***** Exercise materials *****
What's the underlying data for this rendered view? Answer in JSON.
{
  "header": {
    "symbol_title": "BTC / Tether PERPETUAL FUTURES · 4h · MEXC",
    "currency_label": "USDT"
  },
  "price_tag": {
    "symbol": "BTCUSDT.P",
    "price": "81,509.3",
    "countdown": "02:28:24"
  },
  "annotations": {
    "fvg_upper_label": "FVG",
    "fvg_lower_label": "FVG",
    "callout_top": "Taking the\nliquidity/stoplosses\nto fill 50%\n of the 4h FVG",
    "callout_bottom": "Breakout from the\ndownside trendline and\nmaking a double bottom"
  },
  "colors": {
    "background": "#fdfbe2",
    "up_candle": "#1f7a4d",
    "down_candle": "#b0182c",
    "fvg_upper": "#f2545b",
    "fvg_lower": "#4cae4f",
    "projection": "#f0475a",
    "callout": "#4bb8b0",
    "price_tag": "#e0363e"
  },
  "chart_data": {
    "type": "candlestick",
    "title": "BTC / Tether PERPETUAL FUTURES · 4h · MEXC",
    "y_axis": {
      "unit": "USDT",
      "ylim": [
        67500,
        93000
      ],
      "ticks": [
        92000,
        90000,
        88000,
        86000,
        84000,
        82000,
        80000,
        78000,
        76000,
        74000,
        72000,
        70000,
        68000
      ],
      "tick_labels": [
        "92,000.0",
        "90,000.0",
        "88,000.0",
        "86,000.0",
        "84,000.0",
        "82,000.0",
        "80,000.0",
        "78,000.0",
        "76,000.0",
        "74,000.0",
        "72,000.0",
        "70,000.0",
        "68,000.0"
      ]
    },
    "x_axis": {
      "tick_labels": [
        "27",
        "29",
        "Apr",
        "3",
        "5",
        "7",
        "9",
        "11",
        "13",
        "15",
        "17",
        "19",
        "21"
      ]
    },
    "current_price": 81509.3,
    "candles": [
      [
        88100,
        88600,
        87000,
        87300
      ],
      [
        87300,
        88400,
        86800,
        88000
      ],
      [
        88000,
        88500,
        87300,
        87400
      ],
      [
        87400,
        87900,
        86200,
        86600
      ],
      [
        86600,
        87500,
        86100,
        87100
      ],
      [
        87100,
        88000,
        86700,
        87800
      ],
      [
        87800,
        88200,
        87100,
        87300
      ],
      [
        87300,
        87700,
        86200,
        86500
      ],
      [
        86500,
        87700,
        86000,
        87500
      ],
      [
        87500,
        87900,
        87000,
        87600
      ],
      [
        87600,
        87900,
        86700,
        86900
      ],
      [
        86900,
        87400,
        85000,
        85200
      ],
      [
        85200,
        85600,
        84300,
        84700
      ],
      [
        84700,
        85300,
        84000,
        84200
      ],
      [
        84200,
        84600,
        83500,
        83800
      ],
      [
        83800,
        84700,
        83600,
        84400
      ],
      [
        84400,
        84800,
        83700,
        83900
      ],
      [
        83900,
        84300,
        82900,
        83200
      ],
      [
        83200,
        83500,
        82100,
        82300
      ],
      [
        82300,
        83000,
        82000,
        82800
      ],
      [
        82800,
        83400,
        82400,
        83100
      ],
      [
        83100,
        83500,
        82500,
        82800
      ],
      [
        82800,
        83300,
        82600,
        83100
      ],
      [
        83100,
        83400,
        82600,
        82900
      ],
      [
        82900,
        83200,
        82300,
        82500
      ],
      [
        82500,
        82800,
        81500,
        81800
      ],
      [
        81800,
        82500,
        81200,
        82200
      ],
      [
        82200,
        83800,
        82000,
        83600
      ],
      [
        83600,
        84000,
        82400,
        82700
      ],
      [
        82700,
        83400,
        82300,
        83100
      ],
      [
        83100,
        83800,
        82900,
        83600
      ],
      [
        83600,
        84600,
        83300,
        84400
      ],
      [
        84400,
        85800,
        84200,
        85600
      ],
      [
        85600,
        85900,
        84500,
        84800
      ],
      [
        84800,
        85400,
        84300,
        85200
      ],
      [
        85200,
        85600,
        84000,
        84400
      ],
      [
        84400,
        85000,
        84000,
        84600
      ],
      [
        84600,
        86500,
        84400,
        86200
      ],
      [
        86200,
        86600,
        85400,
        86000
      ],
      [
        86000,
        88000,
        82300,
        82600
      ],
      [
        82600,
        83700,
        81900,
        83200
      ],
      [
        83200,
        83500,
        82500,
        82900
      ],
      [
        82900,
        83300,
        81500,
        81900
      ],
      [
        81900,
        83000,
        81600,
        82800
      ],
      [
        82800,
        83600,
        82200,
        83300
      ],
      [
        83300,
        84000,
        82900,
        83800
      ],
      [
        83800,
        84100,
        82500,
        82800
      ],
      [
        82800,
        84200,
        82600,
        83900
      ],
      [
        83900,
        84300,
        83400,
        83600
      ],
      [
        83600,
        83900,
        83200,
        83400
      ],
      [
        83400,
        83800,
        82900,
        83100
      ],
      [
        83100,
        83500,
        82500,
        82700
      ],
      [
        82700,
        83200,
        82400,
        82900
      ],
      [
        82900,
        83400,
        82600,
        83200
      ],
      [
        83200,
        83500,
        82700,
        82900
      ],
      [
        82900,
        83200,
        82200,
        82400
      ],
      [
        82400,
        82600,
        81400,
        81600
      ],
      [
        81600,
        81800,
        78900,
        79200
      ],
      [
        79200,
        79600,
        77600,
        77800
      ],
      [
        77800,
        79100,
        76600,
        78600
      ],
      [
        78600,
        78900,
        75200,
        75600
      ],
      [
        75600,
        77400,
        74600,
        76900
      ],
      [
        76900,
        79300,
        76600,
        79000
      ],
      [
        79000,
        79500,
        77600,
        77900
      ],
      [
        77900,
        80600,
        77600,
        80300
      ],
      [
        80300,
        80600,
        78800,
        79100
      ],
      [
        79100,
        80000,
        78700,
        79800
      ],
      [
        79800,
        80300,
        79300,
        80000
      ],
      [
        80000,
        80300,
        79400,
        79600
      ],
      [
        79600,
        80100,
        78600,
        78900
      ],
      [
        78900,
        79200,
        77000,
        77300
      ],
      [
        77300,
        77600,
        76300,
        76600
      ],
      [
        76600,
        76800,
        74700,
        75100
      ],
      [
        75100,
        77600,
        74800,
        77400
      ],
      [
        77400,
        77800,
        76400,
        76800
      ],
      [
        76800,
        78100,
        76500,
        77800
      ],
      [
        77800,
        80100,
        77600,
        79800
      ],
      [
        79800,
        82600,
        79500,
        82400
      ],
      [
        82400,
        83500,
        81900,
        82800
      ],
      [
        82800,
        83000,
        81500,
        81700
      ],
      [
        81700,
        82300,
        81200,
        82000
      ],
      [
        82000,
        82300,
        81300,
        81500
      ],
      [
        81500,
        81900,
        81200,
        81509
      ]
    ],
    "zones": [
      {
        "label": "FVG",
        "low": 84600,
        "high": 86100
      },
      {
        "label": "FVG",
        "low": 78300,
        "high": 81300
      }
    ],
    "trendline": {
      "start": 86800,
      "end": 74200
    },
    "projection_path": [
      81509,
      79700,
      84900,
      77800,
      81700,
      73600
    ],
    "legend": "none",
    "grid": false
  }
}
*****
### [What is needed]
Type out the entries again, word for word.

### [Solution for this problem]
What's the underlying data for this rendered view? Answer in JSON.
{
  "header": {
    "symbol_title": "BTC / Tether PERPETUAL FUTURES · 4h · MEXC",
    "currency_label": "USDT"
  },
  "price_tag": {
    "symbol": "BTCUSDT.P",
    "price": "81,509.3",
    "countdown": "02:28:24"
  },
  "annotations": {
    "fvg_upper_label": "FVG",
    "fvg_lower_label": "FVG",
    "callout_top": "Taking the\nliquidity/stoplosses\nto fill 50%\n of the 4h FVG",
    "callout_bottom": "Breakout from the\ndownside trendline and\nmaking a double bottom"
  },
  "colors": {
    "background": "#fdfbe2",
    "up_candle": "#1f7a4d",
    "down_candle": "#b0182c",
    "fvg_upper": "#f2545b",
    "fvg_lower": "#4cae4f",
    "projection": "#f0475a",
    "callout": "#4bb8b0",
    "price_tag": "#e0363e"
  },
  "chart_data": {
    "type": "candlestick",
    "title": "BTC / Tether PERPETUAL FUTURES · 4h · MEXC",
    "y_axis": {
      "unit": "USDT",
      "ylim": [
        67500,
        93000
      ],
      "ticks": [
        92000,
        90000,
        88000,
        86000,
        84000,
        82000,
        80000,
        78000,
        76000,
        74000,
        72000,
        70000,
        68000
      ],
      "tick_labels": [
        "92,000.0",
        "90,000.0",
        "88,000.0",
        "86,000.0",
        "84,000.0",
        "82,000.0",
        "80,000.0",
        "78,000.0",
        "76,000.0",
        "74,000.0",
        "72,000.0",
        "70,000.0",
        "68,000.0"
      ]
    },
    "x_axis": {
      "tick_labels": [
        "27",
        "29",
        "Apr",
        "3",
        "5",
        "7",
        "9",
        "11",
        "13",
        "15",
        "17",
        "19",
        "21"
      ]
    },
    "current_price": 81509.3,
    "candles": [
      [
        88100,
        88600,
        87000,
        87300
      ],
      [
        87300,
        88400,
        86800,
        88000
      ],
      [
        88000,
        88500,
        87300,
        87400
      ],
      [
        87400,
        87900,
        86200,
        86600
      ],
      [
        86600,
        87500,
        86100,
        87100
      ],
      [
        87100,
        88000,
        86700,
        87800
      ],
      [
        87800,
        88200,
        87100,
        87300
      ],
      [
        87300,
        87700,
        86200,
        86500
      ],
      [
        86500,
        87700,
        86000,
        87500
      ],
      [
        87500,
        87900,
        87000,
        87600
      ],
      [
        87600,
        87900,
        86700,
        86900
      ],
      [
        86900,
        87400,
        85000,
        85200
      ],
      [
        85200,
        85600,
        84300,
        84700
      ],
      [
        84700,
        85300,
        84000,
        84200
      ],
      [
        84200,
        84600,
        83500,
        83800
      ],
      [
        83800,
        84700,
        83600,
        84400
      ],
      [
        84400,
        84800,
        83700,
        83900
      ],
      [
        83900,
        84300,
        82900,
        83200
      ],
      [
        83200,
        83500,
        82100,
        82300
      ],
      [
        82300,
        83000,
        82000,
        82800
      ],
      [
        82800,
        83400,
        82400,
        83100
      ],
      [
        83100,
        83500,
        82500,
        82800
      ],
      [
        82800,
        83300,
        82600,
        83100
      ],
      [
        83100,
        83400,
        82600,
        82900
      ],
      [
        82900,
        83200,
        82300,
        82500
      ],
      [
        82500,
        82800,
        81500,
        81800
      ],
      [
        81800,
        82500,
        81200,
        82200
      ],
      [
        82200,
        83800,
        82000,
        83600
      ],
      [
        83600,
        84000,
        82400,
        82700
      ],
      [
        82700,
        83400,
        82300,
        83100
      ],
      [
        83100,
        83800,
        82900,
        83600
      ],
      [
        83600,
        84600,
        83300,
        84400
      ],
      [
        84400,
        85800,
        84200,
        85600
      ],
      [
        85600,
        85900,
        84500,
        84800
      ],
      [
        84800,
        85400,
        84300,
        85200
      ],
      [
        85200,
        85600,
        84000,
        84400
      ],
      [
        84400,
        85000,
        84000,
        84600
      ],
      [
        84600,
        86500,
        84400,
        86200
      ],
      [
        86200,
        86600,
        85400,
        86000
      ],
      [
        86000,
        88000,
        82300,
        82600
      ],
      [
        82600,
        83700,
        81900,
        83200
      ],
      [
        83200,
        83500,
        82500,
        82900
      ],
      [
        82900,
        83300,
        81500,
        81900
      ],
      [
        81900,
        83000,
        81600,
        82800
      ],
      [
        82800,
        83600,
        82200,
        83300
      ],
      [
        83300,
        84000,
        82900,
        83800
      ],
      [
        83800,
        84100,
        82500,
        82800
      ],
      [
        82800,
        84200,
        82600,
        83900
      ],
      [
        83900,
        84300,
        83400,
        83600
      ],
      [
        83600,
        83900,
        83200,
        83400
      ],
      [
        83400,
        83800,
        82900,
        83100
      ],
      [
        83100,
        83500,
        82500,
        82700
      ],
      [
        82700,
        83200,
        82400,
        82900
      ],
      [
        82900,
        83400,
        82600,
        83200
      ],
      [
        83200,
        83500,
        82700,
        82900
      ],
      [
        82900,
        83200,
        82200,
        82400
      ],
      [
        82400,
        82600,
        81400,
        81600
      ],
      [
        81600,
        81800,
        78900,
        79200
      ],
      [
        79200,
        79600,
        77600,
        77800
      ],
      [
        77800,
        79100,
        76600,
        78600
      ],
      [
        78600,
        78900,
        75200,
        75600
      ],
      [
        75600,
        77400,
        74600,
        76900
      ],
      [
        76900,
        79300,
        76600,
        79000
      ],
      [
        79000,
        79500,
        77600,
        77900
      ],
      [
        77900,
        80600,
        77600,
        80300
      ],
      [
        80300,
        80600,
        78800,
        79100
      ],
      [
        79100,
        80000,
        78700,
        79800
      ],
      [
        79800,
        80300,
        79300,
        80000
      ],
      [
        80000,
        80300,
        79400,
        79600
      ],
      [
        79600,
        80100,
        78600,
        78900
      ],
      [
        78900,
        79200,
        77000,
        77300
      ],
      [
        77300,
        77600,
        76300,
        76600
      ],
      [
        76600,
        76800,
        74700,
        75100
      ],
      [
        75100,
        77600,
        74800,
        77400
      ],
      [
        77400,
        77800,
        76400,
        76800
      ],
      [
        76800,
        78100,
        76500,
        77800
      ],
      [
        77800,
        80100,
        77600,
        79800
      ],
      [
        79800,
        82600,
        79500,
        82400
      ],
      [
        82400,
        83500,
        81900,
        82800
      ],
      [
        82800,
        83000,
        81500,
        81700
      ],
      [
        81700,
        82300,
        81200,
        82000
      ],
      [
        82000,
        82300,
        81300,
        81500
      ],
      [
        81500,
        81900,
        81200,
        81509
      ]
    ],
    "zones": [
      {
        "label": "FVG",
        "low": 84600,
        "high": 86100
      },
      {
        "label": "FVG",
        "low": 78300,
        "high": 81300
      }
    ],
    "trendline": {
      "start": 86800,
      "end": 74200
    },
    "projection_path": [
      81509,
      79700,
      84900,
      77800,
      81700,
      73600
    ],
    "legend": "none",
    "grid": false
  }
}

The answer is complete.